### Problem statement
All of the data should be repeated exactly; pictures are not part of the copy.

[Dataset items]
_ _ _

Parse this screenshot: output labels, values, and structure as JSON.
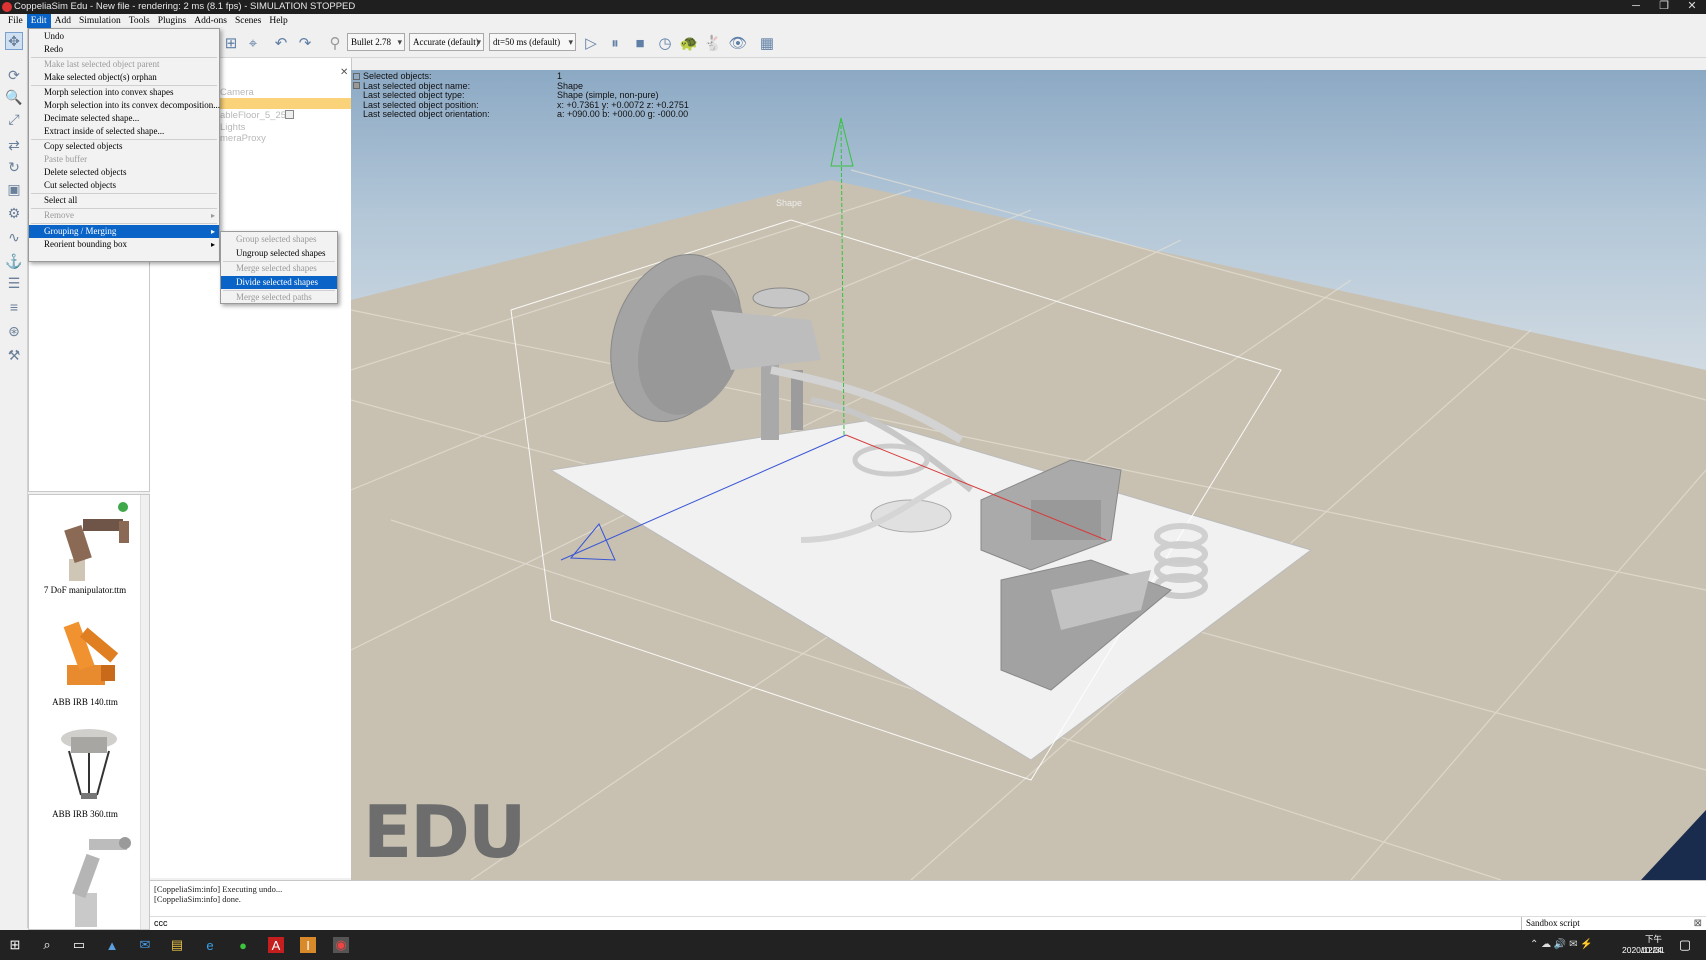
{
  "window": {
    "title": "CoppeliaSim Edu - New file - rendering: 2 ms (8.1 fps) - SIMULATION STOPPED",
    "minimize": "─",
    "restore": "❐",
    "close": "✕"
  },
  "menubar": [
    "File",
    "Edit",
    "Add",
    "Simulation",
    "Tools",
    "Plugins",
    "Add-ons",
    "Scenes",
    "Help"
  ],
  "toolbar": {
    "engine": "Bullet 2.78",
    "accuracy": "Accurate (default)",
    "timestep": "dt=50 ms (default)"
  },
  "edit_menu": {
    "items": [
      {
        "label": "Undo",
        "disabled": false
      },
      {
        "label": "Redo",
        "disabled": false
      },
      {
        "label": "Make last selected object parent",
        "disabled": true
      },
      {
        "label": "Make selected object(s) orphan",
        "disabled": false
      },
      {
        "label": "Morph selection into convex shapes",
        "disabled": false
      },
      {
        "label": "Morph selection into its convex decomposition...",
        "disabled": false
      },
      {
        "label": "Decimate selected shape...",
        "disabled": false
      },
      {
        "label": "Extract inside of selected shape...",
        "disabled": false
      },
      {
        "label": "Copy selected objects",
        "disabled": false
      },
      {
        "label": "Paste buffer",
        "disabled": true
      },
      {
        "label": "Delete selected objects",
        "disabled": false
      },
      {
        "label": "Cut selected objects",
        "disabled": false
      },
      {
        "label": "Select all",
        "disabled": false
      },
      {
        "label": "Remove",
        "disabled": true,
        "submenu": true
      },
      {
        "label": "Grouping / Merging",
        "disabled": false,
        "submenu": true,
        "selected": true
      },
      {
        "label": "Reorient bounding box",
        "disabled": false,
        "submenu": true
      }
    ]
  },
  "grouping_submenu": {
    "items": [
      {
        "label": "Group selected shapes",
        "disabled": true
      },
      {
        "label": "Ungroup selected shapes",
        "disabled": false
      },
      {
        "label": "Merge selected shapes",
        "disabled": true
      },
      {
        "label": "Divide selected shapes",
        "disabled": false,
        "selected": true
      },
      {
        "label": "Merge selected paths",
        "disabled": true
      }
    ]
  },
  "scene_hierarchy": {
    "items": [
      "Camera",
      "ableFloor_5_25",
      "Lights",
      "meraProxy"
    ]
  },
  "model_list": [
    {
      "label": "7 DoF manipulator.ttm"
    },
    {
      "label": "ABB IRB 140.ttm"
    },
    {
      "label": "ABB IRB 360.ttm"
    }
  ],
  "selection_info": {
    "rows": [
      {
        "label": "Selected objects:",
        "value": "1"
      },
      {
        "label": "Last selected object name:",
        "value": "Shape"
      },
      {
        "label": "Last selected object type:",
        "value": "Shape (simple, non-pure)"
      },
      {
        "label": "Last selected object position:",
        "value": "x: +0.7361    y: +0.0072    z: +0.2751"
      },
      {
        "label": "Last selected object orientation:",
        "value": "a: +090.00    b: +000.00    g: -000.00"
      }
    ]
  },
  "viewport": {
    "watermark": "EDU",
    "object_label": "Shape"
  },
  "console": {
    "lines": [
      "[CoppeliaSim:info] Executing undo...",
      "[CoppeliaSim:info] done."
    ]
  },
  "command": {
    "input": "ccc",
    "script": "Sandbox script"
  },
  "taskbar": {
    "time": "下午 10:24",
    "date": "2020/12/31"
  }
}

_ _ _

### Result for this task
Parse this screenshot: output labels, values, and structure as JSON.
{
  "window": {
    "title": "CoppeliaSim Edu - New file - rendering: 2 ms (8.1 fps) - SIMULATION STOPPED",
    "minimize": "─",
    "restore": "❐",
    "close": "✕"
  },
  "menubar": [
    "File",
    "Edit",
    "Add",
    "Simulation",
    "Tools",
    "Plugins",
    "Add-ons",
    "Scenes",
    "Help"
  ],
  "toolbar": {
    "engine": "Bullet 2.78",
    "accuracy": "Accurate (default)",
    "timestep": "dt=50 ms (default)"
  },
  "edit_menu": {
    "items": [
      {
        "label": "Undo",
        "disabled": false
      },
      {
        "label": "Redo",
        "disabled": false
      },
      {
        "label": "Make last selected object parent",
        "disabled": true
      },
      {
        "label": "Make selected object(s) orphan",
        "disabled": false
      },
      {
        "label": "Morph selection into convex shapes",
        "disabled": false
      },
      {
        "label": "Morph selection into its convex decomposition...",
        "disabled": false
      },
      {
        "label": "Decimate selected shape...",
        "disabled": false
      },
      {
        "label": "Extract inside of selected shape...",
        "disabled": false
      },
      {
        "label": "Copy selected objects",
        "disabled": false
      },
      {
        "label": "Paste buffer",
        "disabled": true
      },
      {
        "label": "Delete selected objects",
        "disabled": false
      },
      {
        "label": "Cut selected objects",
        "disabled": false
      },
      {
        "label": "Select all",
        "disabled": false
      },
      {
        "label": "Remove",
        "disabled": true,
        "submenu": true
      },
      {
        "label": "Grouping / Merging",
        "disabled": false,
        "submenu": true,
        "selected": true
      },
      {
        "label": "Reorient bounding box",
        "disabled": false,
        "submenu": true
      }
    ]
  },
  "grouping_submenu": {
    "items": [
      {
        "label": "Group selected shapes",
        "disabled": true
      },
      {
        "label": "Ungroup selected shapes",
        "disabled": false
      },
      {
        "label": "Merge selected shapes",
        "disabled": true
      },
      {
        "label": "Divide selected shapes",
        "disabled": false,
        "selected": true
      },
      {
        "label": "Merge selected paths",
        "disabled": true
      }
    ]
  },
  "scene_hierarchy": {
    "items": [
      "Camera",
      "ableFloor_5_25",
      "Lights",
      "meraProxy"
    ]
  },
  "model_list": [
    {
      "label": "7 DoF manipulator.ttm"
    },
    {
      "label": "ABB IRB 140.ttm"
    },
    {
      "label": "ABB IRB 360.ttm"
    }
  ],
  "selection_info": {
    "rows": [
      {
        "label": "Selected objects:",
        "value": "1"
      },
      {
        "label": "Last selected object name:",
        "value": "Shape"
      },
      {
        "label": "Last selected object type:",
        "value": "Shape (simple, non-pure)"
      },
      {
        "label": "Last selected object position:",
        "value": "x: +0.7361    y: +0.0072    z: +0.2751"
      },
      {
        "label": "Last selected object orientation:",
        "value": "a: +090.00    b: +000.00    g: -000.00"
      }
    ]
  },
  "viewport": {
    "watermark": "EDU",
    "object_label": "Shape"
  },
  "console": {
    "lines": [
      "[CoppeliaSim:info] Executing undo...",
      "[CoppeliaSim:info] done."
    ]
  },
  "command": {
    "input": "ccc",
    "script": "Sandbox script"
  },
  "taskbar": {
    "time": "下午 10:24",
    "date": "2020/12/31"
  }
}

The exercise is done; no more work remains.